▶ _Stated problem_:
Make a verbatim copy of the entries below; pictures stay out.

▶ _Input rows_:

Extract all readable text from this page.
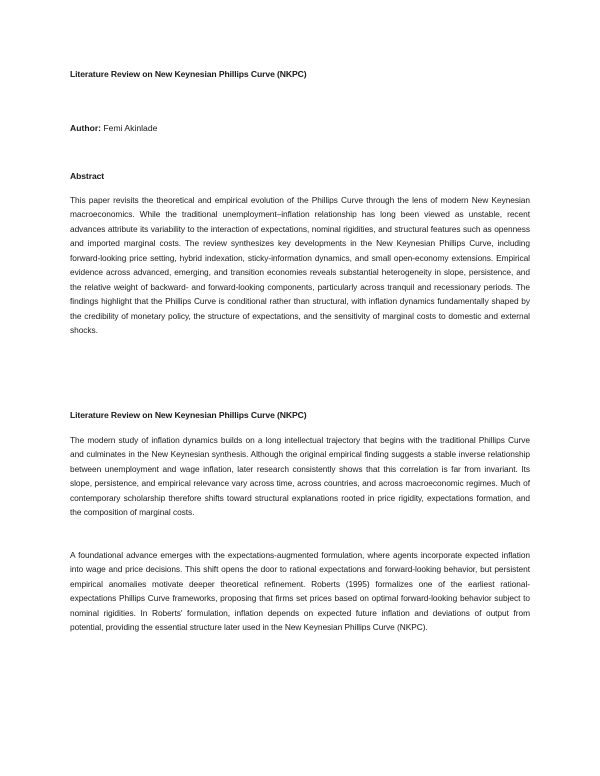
Literature Review on New Keynesian Phillips Curve (NKPC)
Author: Femi Akinlade
Abstract
This paper revisits the theoretical and empirical evolution of the Phillips Curve through the lens of modern New Keynesian macroeconomics. While the traditional unemployment–inflation relationship has long been viewed as unstable, recent advances attribute its variability to the interaction of expectations, nominal rigidities, and structural features such as openness and imported marginal costs. The review synthesizes key developments in the New Keynesian Phillips Curve, including forward-looking price setting, hybrid indexation, sticky-information dynamics, and small open-economy extensions. Empirical evidence across advanced, emerging, and transition economies reveals substantial heterogeneity in slope, persistence, and the relative weight of backward- and forward-looking components, particularly across tranquil and recessionary periods. The findings highlight that the Phillips Curve is conditional rather than structural, with inflation dynamics fundamentally shaped by the credibility of monetary policy, the structure of expectations, and the sensitivity of marginal costs to domestic and external shocks.
Literature Review on New Keynesian Phillips Curve (NKPC)
The modern study of inflation dynamics builds on a long intellectual trajectory that begins with the traditional Phillips Curve and culminates in the New Keynesian synthesis. Although the original empirical finding suggests a stable inverse relationship between unemployment and wage inflation, later research consistently shows that this correlation is far from invariant. Its slope, persistence, and empirical relevance vary across time, across countries, and across macroeconomic regimes. Much of contemporary scholarship therefore shifts toward structural explanations rooted in price rigidity, expectations formation, and the composition of marginal costs.
A foundational advance emerges with the expectations-augmented formulation, where agents incorporate expected inflation into wage and price decisions. This shift opens the door to rational expectations and forward-looking behavior, but persistent empirical anomalies motivate deeper theoretical refinement. Roberts (1995) formalizes one of the earliest rational-expectations Phillips Curve frameworks, proposing that firms set prices based on optimal forward-looking behavior subject to nominal rigidities. In Roberts' formulation, inflation depends on expected future inflation and deviations of output from potential, providing the essential structure later used in the New Keynesian Phillips Curve (NKPC).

▶ _Result for this task_:
Extract all readable text from this page.
Literature Review on New Keynesian Phillips Curve (NKPC)
Author: Femi Akinlade
Abstract
This paper revisits the theoretical and empirical evolution of the Phillips Curve through the lens of modern New Keynesian macroeconomics. While the traditional unemployment–inflation relationship has long been viewed as unstable, recent advances attribute its variability to the interaction of expectations, nominal rigidities, and structural features such as openness and imported marginal costs. The review synthesizes key developments in the New Keynesian Phillips Curve, including forward-looking price setting, hybrid indexation, sticky-information dynamics, and small open-economy extensions. Empirical evidence across advanced, emerging, and transition economies reveals substantial heterogeneity in slope, persistence, and the relative weight of backward- and forward-looking components, particularly across tranquil and recessionary periods. The findings highlight that the Phillips Curve is conditional rather than structural, with inflation dynamics fundamentally shaped by the credibility of monetary policy, the structure of expectations, and the sensitivity of marginal costs to domestic and external shocks.
Literature Review on New Keynesian Phillips Curve (NKPC)
The modern study of inflation dynamics builds on a long intellectual trajectory that begins with the traditional Phillips Curve and culminates in the New Keynesian synthesis. Although the original empirical finding suggests a stable inverse relationship between unemployment and wage inflation, later research consistently shows that this correlation is far from invariant. Its slope, persistence, and empirical relevance vary across time, across countries, and across macroeconomic regimes. Much of contemporary scholarship therefore shifts toward structural explanations rooted in price rigidity, expectations formation, and the composition of marginal costs.
A foundational advance emerges with the expectations-augmented formulation, where agents incorporate expected inflation into wage and price decisions. This shift opens the door to rational expectations and forward-looking behavior, but persistent empirical anomalies motivate deeper theoretical refinement. Roberts (1995) formalizes one of the earliest rational-expectations Phillips Curve frameworks, proposing that firms set prices based on optimal forward-looking behavior subject to nominal rigidities. In Roberts' formulation, inflation depends on expected future inflation and deviations of output from potential, providing the essential structure later used in the New Keynesian Phillips Curve (NKPC).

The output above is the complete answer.